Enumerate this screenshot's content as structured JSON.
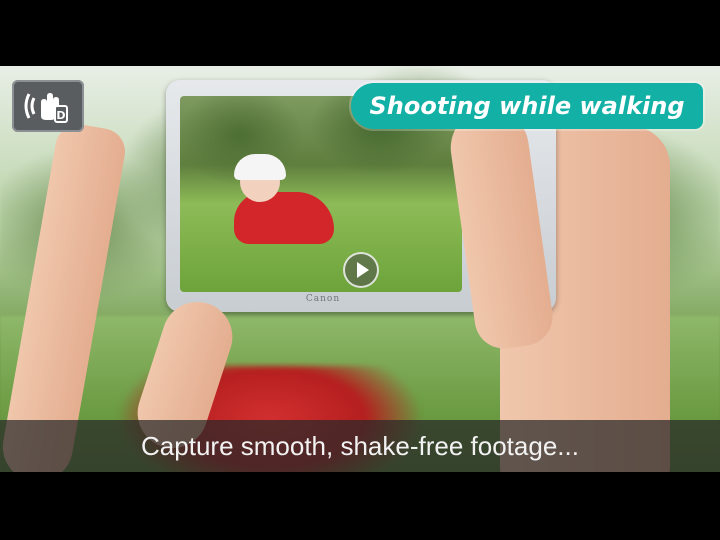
{
  "video": {
    "title_badge": "Shooting while walking",
    "caption": "Capture smooth, shake-free footage...",
    "camera_brand": "Canon",
    "mode_icon": "image-stabilizer-hand-icon",
    "play_icon": "play-icon",
    "colors": {
      "title_pill": "#12b0a5",
      "caption_bar": "#282828",
      "letterbox": "#000000"
    }
  }
}
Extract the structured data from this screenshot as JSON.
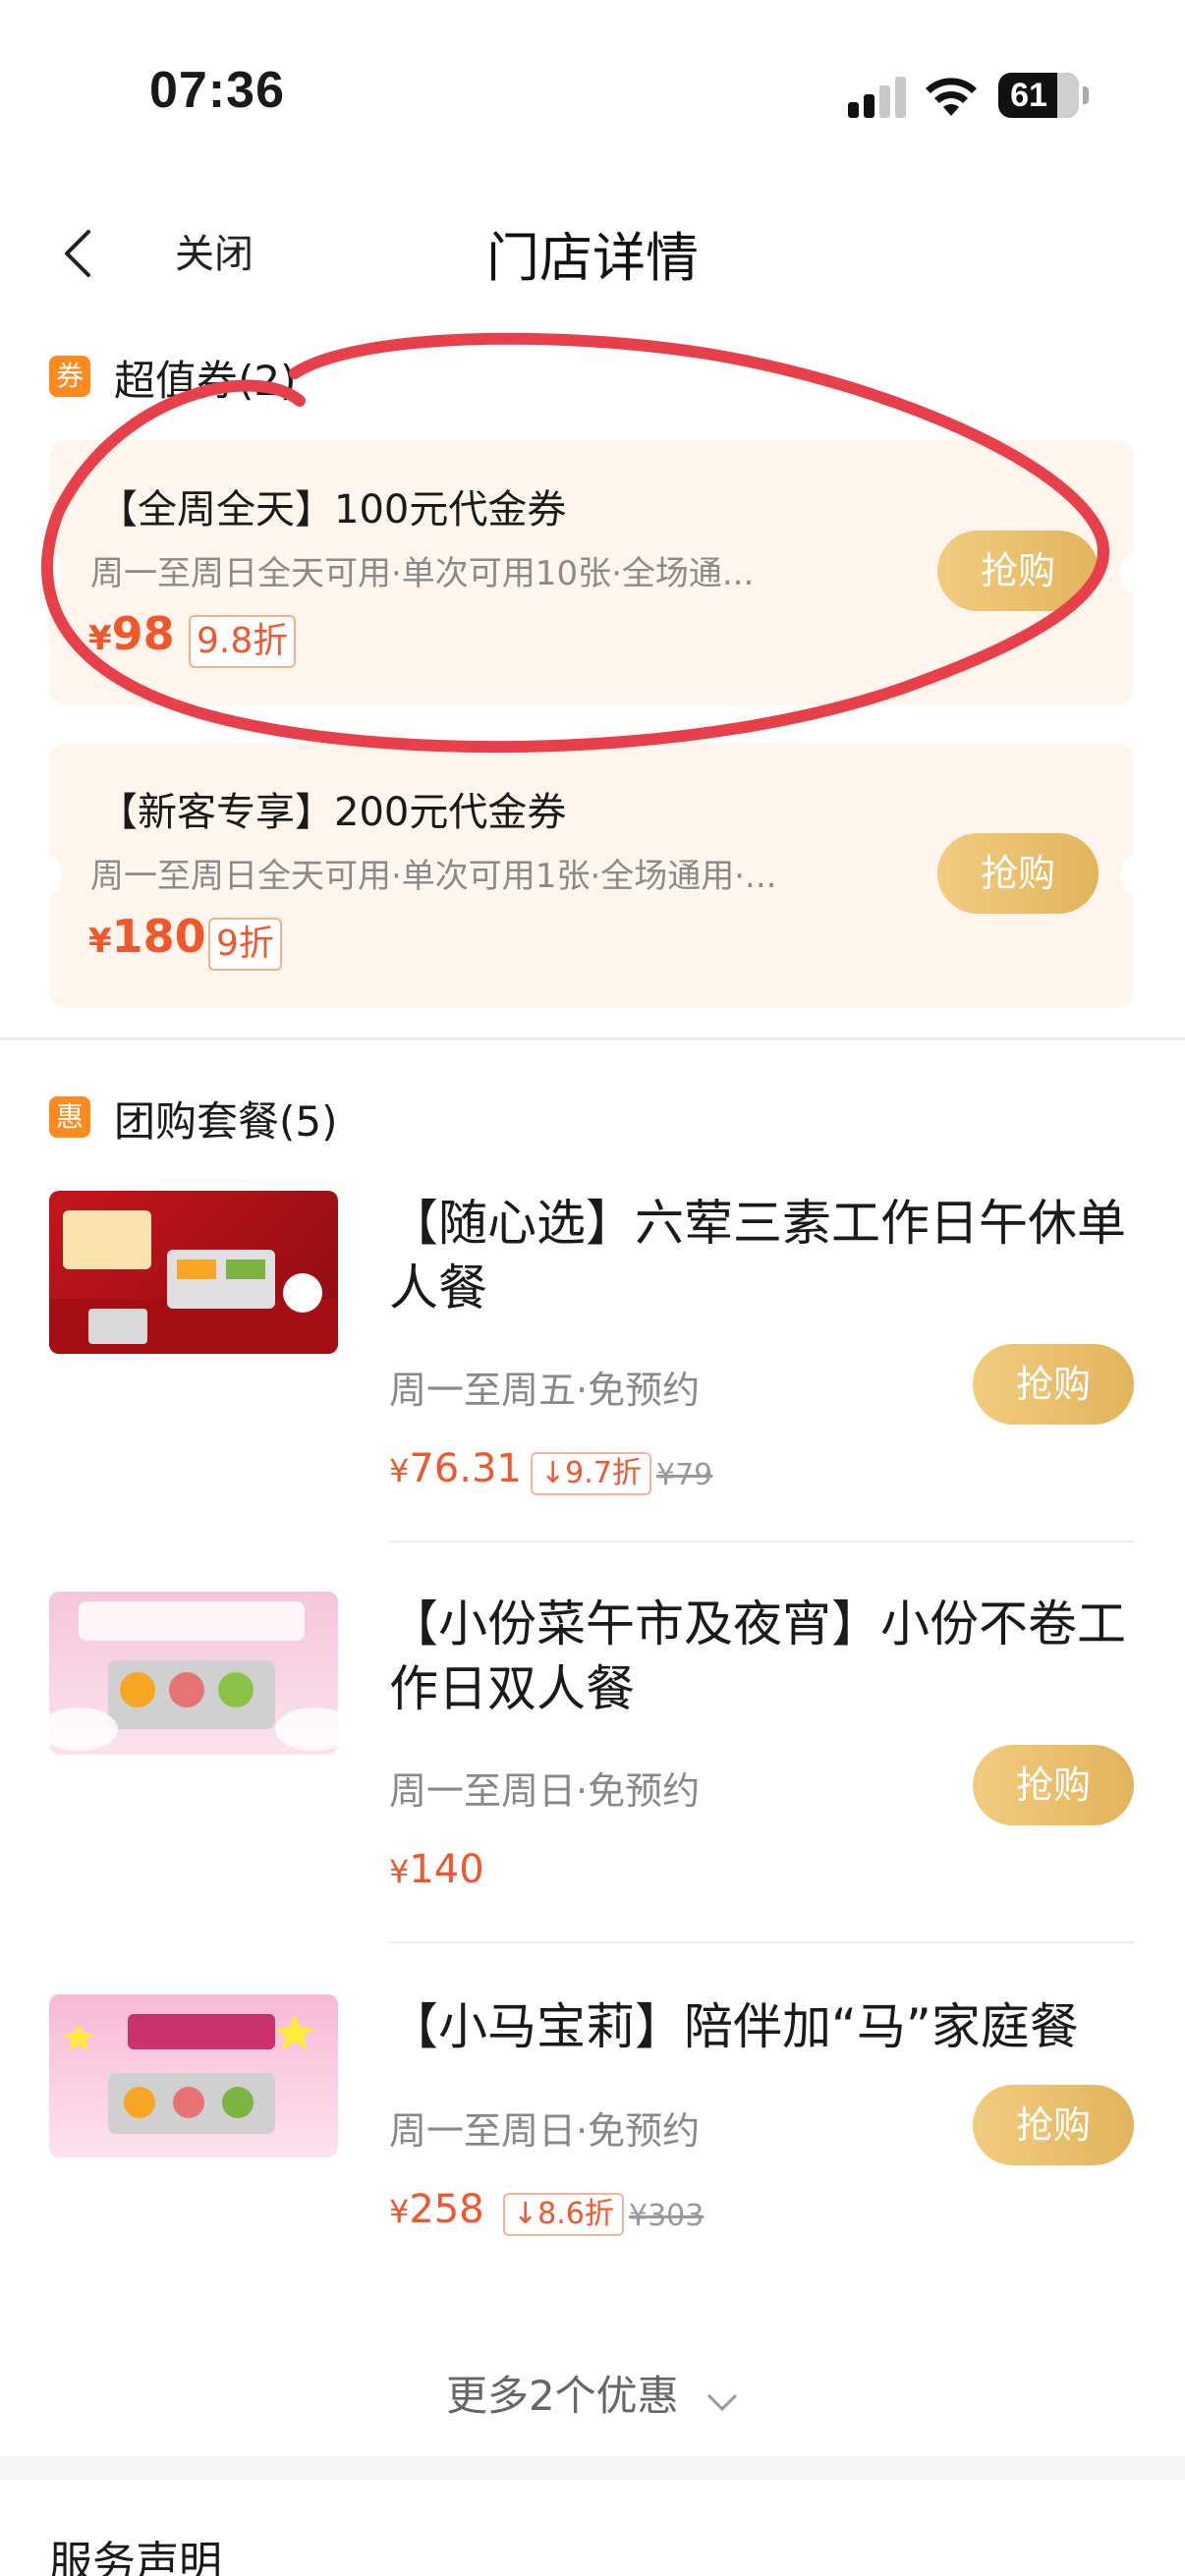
{
  "status_bar": {
    "time": "07:36",
    "battery": "61"
  },
  "nav": {
    "close_label": "关闭",
    "title": "门店详情"
  },
  "vouchers_section": {
    "badge": "券",
    "title": "超值券(2)"
  },
  "vouchers": [
    {
      "title": "【全周全天】100元代金券",
      "desc": "周一至周日全天可用·单次可用10张·全场通...",
      "price": "98",
      "discount": "9.8折",
      "button": "抢购"
    },
    {
      "title": "【新客专享】200元代金券",
      "desc": "周一至周日全天可用·单次可用1张·全场通用·...",
      "price": "180",
      "discount": "9折",
      "button": "抢购"
    }
  ],
  "deals_section": {
    "badge": "惠",
    "title": "团购套餐(5)"
  },
  "deals": [
    {
      "title": "【随心选】六荤三素工作日午休单人餐",
      "sub": "周一至周五·免预约",
      "price": "76.31",
      "tag": "9.7折",
      "original": "¥79",
      "button": "抢购"
    },
    {
      "title": "【小份菜午市及夜宵】小份不卷工作日双人餐",
      "sub": "周一至周日·免预约",
      "price": "140",
      "tag": "",
      "original": "",
      "button": "抢购"
    },
    {
      "title": "【小马宝莉】陪伴加“马”家庭餐",
      "sub": "周一至周日·免预约",
      "price": "258",
      "tag": "8.6折",
      "original": "¥303",
      "button": "抢购"
    }
  ],
  "more": {
    "label": "更多2个优惠"
  },
  "footer": {
    "title": "服务声明"
  },
  "currency": "¥",
  "colors": {
    "accent": "#f0572c",
    "button": "#e8bf6b",
    "card_bg": "#fff5ec",
    "annotation": "#e8404a"
  }
}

-*-

- _Problem description_: Identify and copy the lines holding the word "structured".

- _Solution for this exercise_:
Enumerate this screenshot's content as structured JSON.
Extract the structured data from this screenshot as JSON.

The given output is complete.